#### GIVEN DATA:
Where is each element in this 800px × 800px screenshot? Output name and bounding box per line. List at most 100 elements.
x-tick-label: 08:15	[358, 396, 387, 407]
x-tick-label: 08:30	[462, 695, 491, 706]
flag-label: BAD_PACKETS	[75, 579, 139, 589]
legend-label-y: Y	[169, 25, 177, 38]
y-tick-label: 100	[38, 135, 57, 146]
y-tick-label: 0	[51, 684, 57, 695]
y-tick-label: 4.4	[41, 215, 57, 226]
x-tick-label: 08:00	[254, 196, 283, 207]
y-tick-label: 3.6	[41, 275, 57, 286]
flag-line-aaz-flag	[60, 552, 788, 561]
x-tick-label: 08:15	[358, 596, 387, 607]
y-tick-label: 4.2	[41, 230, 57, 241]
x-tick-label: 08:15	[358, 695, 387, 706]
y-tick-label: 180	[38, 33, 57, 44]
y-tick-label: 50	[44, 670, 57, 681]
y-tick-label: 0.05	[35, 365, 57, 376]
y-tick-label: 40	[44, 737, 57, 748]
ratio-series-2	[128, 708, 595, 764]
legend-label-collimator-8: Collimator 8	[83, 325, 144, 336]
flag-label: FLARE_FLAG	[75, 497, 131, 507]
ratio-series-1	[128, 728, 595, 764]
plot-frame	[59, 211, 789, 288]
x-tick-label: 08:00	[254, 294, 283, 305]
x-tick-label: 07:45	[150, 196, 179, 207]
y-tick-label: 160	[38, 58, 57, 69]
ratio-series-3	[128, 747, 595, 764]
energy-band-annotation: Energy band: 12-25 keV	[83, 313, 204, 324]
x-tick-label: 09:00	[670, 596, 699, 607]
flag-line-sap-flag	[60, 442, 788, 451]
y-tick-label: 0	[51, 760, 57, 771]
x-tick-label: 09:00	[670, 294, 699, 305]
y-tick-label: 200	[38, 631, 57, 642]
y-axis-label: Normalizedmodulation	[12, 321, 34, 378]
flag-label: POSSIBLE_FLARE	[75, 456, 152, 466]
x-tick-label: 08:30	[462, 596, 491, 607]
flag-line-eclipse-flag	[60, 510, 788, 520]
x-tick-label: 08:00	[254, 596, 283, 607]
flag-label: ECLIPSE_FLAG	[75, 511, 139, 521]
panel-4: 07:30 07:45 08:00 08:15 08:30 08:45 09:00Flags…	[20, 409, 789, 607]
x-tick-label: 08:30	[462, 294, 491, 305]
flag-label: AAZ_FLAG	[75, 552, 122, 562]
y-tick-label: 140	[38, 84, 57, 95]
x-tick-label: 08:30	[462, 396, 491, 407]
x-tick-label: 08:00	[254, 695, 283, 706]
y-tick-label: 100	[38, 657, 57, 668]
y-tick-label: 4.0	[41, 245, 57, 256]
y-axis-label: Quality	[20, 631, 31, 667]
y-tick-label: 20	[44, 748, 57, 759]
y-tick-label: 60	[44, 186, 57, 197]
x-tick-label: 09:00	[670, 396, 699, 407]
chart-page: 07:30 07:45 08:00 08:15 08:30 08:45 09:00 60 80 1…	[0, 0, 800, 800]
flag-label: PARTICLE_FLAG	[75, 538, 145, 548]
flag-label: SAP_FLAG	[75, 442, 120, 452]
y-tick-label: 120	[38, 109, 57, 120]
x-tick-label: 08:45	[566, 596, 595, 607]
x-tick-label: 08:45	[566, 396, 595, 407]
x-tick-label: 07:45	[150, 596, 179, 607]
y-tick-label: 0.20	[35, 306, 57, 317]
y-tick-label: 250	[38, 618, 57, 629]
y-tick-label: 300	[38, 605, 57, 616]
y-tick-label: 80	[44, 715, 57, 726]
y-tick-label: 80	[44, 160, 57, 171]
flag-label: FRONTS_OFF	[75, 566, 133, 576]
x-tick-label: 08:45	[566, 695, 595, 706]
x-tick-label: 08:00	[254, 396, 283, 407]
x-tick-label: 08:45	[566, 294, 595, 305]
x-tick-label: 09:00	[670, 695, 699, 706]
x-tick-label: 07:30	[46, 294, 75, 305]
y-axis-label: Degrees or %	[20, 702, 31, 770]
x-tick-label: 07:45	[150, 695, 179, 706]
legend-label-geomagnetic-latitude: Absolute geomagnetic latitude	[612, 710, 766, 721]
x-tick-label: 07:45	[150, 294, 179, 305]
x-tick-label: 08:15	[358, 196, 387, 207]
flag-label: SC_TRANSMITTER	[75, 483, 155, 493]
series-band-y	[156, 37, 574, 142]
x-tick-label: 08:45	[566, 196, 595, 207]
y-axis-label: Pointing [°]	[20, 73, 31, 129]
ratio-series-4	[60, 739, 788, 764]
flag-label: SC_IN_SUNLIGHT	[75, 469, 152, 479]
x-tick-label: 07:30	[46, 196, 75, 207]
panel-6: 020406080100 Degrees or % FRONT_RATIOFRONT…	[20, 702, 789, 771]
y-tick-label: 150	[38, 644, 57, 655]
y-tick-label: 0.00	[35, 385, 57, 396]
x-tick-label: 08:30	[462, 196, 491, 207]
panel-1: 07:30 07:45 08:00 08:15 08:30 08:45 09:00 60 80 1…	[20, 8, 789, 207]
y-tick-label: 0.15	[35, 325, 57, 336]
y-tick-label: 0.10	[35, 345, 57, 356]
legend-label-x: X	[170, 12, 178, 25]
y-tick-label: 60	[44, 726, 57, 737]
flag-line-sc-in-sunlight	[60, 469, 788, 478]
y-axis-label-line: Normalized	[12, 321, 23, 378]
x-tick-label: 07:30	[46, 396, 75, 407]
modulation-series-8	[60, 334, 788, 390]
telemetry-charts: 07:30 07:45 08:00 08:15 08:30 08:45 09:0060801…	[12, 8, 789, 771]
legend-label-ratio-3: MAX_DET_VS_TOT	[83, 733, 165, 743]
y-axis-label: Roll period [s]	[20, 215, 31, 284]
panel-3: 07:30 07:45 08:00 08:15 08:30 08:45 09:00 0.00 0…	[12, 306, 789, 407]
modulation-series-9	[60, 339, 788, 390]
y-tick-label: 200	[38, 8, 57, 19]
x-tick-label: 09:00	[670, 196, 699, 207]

#### GIVEN REQUEST:
Rewrite the lines above, putting "flag-name" wherever "flag-label" appears and keeping everything else the same.

#### RIGHT ANSWER:
Where is each element in this 800px × 800px screenshot? Output name and bounding box per line. List at most 100 elements.
x-tick-label: 08:15	[358, 396, 387, 407]
x-tick-label: 08:30	[462, 695, 491, 706]
flag-name: BAD_PACKETS	[75, 579, 139, 589]
legend-label-y: Y	[169, 25, 177, 38]
y-tick-label: 100	[38, 135, 57, 146]
y-tick-label: 0	[51, 684, 57, 695]
y-tick-label: 4.4	[41, 215, 57, 226]
x-tick-label: 08:00	[254, 196, 283, 207]
y-tick-label: 3.6	[41, 275, 57, 286]
flag-line-aaz-flag	[60, 552, 788, 561]
x-tick-label: 08:15	[358, 596, 387, 607]
y-tick-label: 4.2	[41, 230, 57, 241]
x-tick-label: 08:15	[358, 695, 387, 706]
y-tick-label: 180	[38, 33, 57, 44]
y-tick-label: 50	[44, 670, 57, 681]
y-tick-label: 0.05	[35, 365, 57, 376]
y-tick-label: 40	[44, 737, 57, 748]
ratio-series-2	[128, 708, 595, 764]
legend-label-collimator-8: Collimator 8	[83, 325, 144, 336]
flag-name: FLARE_FLAG	[75, 497, 131, 507]
ratio-series-1	[128, 728, 595, 764]
plot-frame	[59, 211, 789, 288]
x-tick-label: 08:00	[254, 294, 283, 305]
x-tick-label: 07:45	[150, 196, 179, 207]
y-tick-label: 160	[38, 58, 57, 69]
ratio-series-3	[128, 747, 595, 764]
energy-band-annotation: Energy band: 12-25 keV	[83, 313, 204, 324]
x-tick-label: 09:00	[670, 596, 699, 607]
flag-line-sap-flag	[60, 442, 788, 451]
y-tick-label: 0	[51, 760, 57, 771]
x-tick-label: 09:00	[670, 294, 699, 305]
y-tick-label: 200	[38, 631, 57, 642]
y-axis-label: Normalizedmodulation	[12, 321, 34, 378]
flag-name: POSSIBLE_FLARE	[75, 456, 152, 466]
x-tick-label: 08:30	[462, 596, 491, 607]
flag-line-eclipse-flag	[60, 510, 788, 520]
x-tick-label: 08:00	[254, 596, 283, 607]
flag-name: ECLIPSE_FLAG	[75, 511, 139, 521]
panel-4: 07:30 07:45 08:00 08:15 08:30 08:45 09:00Flags…	[20, 409, 789, 607]
x-tick-label: 08:30	[462, 294, 491, 305]
flag-name: AAZ_FLAG	[75, 552, 122, 562]
y-tick-label: 140	[38, 84, 57, 95]
x-tick-label: 08:30	[462, 396, 491, 407]
x-tick-label: 08:00	[254, 695, 283, 706]
y-tick-label: 100	[38, 657, 57, 668]
y-tick-label: 4.0	[41, 245, 57, 256]
y-axis-label: Quality	[20, 631, 31, 667]
y-tick-label: 20	[44, 748, 57, 759]
y-tick-label: 60	[44, 186, 57, 197]
x-tick-label: 09:00	[670, 396, 699, 407]
chart-page: 07:30 07:45 08:00 08:15 08:30 08:45 09:00 60 80 1…	[0, 0, 800, 800]
flag-name: PARTICLE_FLAG	[75, 538, 145, 548]
flag-name: SAP_FLAG	[75, 442, 120, 452]
y-tick-label: 120	[38, 109, 57, 120]
x-tick-label: 08:45	[566, 596, 595, 607]
x-tick-label: 08:45	[566, 396, 595, 407]
x-tick-label: 07:45	[150, 596, 179, 607]
y-tick-label: 0.20	[35, 306, 57, 317]
y-tick-label: 250	[38, 618, 57, 629]
y-tick-label: 300	[38, 605, 57, 616]
y-tick-label: 80	[44, 715, 57, 726]
y-tick-label: 80	[44, 160, 57, 171]
flag-name: FRONTS_OFF	[75, 566, 133, 576]
x-tick-label: 08:45	[566, 695, 595, 706]
x-tick-label: 08:00	[254, 396, 283, 407]
x-tick-label: 08:45	[566, 294, 595, 305]
x-tick-label: 09:00	[670, 695, 699, 706]
x-tick-label: 07:30	[46, 294, 75, 305]
y-axis-label: Degrees or %	[20, 702, 31, 770]
x-tick-label: 07:45	[150, 695, 179, 706]
legend-label-geomagnetic-latitude: Absolute geomagnetic latitude	[612, 710, 766, 721]
x-tick-label: 07:45	[150, 294, 179, 305]
x-tick-label: 08:15	[358, 196, 387, 207]
flag-name: SC_TRANSMITTER	[75, 483, 155, 493]
series-band-y	[156, 37, 574, 142]
x-tick-label: 08:45	[566, 196, 595, 207]
y-axis-label: Pointing [°]	[20, 73, 31, 129]
ratio-series-4	[60, 739, 788, 764]
flag-name: SC_IN_SUNLIGHT	[75, 469, 152, 479]
x-tick-label: 07:30	[46, 196, 75, 207]
panel-6: 020406080100 Degrees or % FRONT_RATIOFRONT…	[20, 702, 789, 771]
y-tick-label: 150	[38, 644, 57, 655]
y-tick-label: 0.00	[35, 385, 57, 396]
x-tick-label: 08:30	[462, 196, 491, 207]
panel-1: 07:30 07:45 08:00 08:15 08:30 08:45 09:00 60 80 1…	[20, 8, 789, 207]
y-tick-label: 0.15	[35, 325, 57, 336]
y-tick-label: 0.10	[35, 345, 57, 356]
legend-label-x: X	[170, 12, 178, 25]
y-tick-label: 60	[44, 726, 57, 737]
flag-line-sc-in-sunlight	[60, 469, 788, 478]
y-axis-label-line: Normalized	[12, 321, 23, 378]
x-tick-label: 07:30	[46, 396, 75, 407]
modulation-series-8	[60, 334, 788, 390]
telemetry-charts: 07:30 07:45 08:00 08:15 08:30 08:45 09:0060801…	[12, 8, 789, 771]
legend-label-ratio-3: MAX_DET_VS_TOT	[83, 733, 165, 743]
y-axis-label: Roll period [s]	[20, 215, 31, 284]
panel-3: 07:30 07:45 08:00 08:15 08:30 08:45 09:00 0.00 0…	[12, 306, 789, 407]
modulation-series-9	[60, 339, 788, 390]
y-tick-label: 200	[38, 8, 57, 19]
x-tick-label: 09:00	[670, 196, 699, 207]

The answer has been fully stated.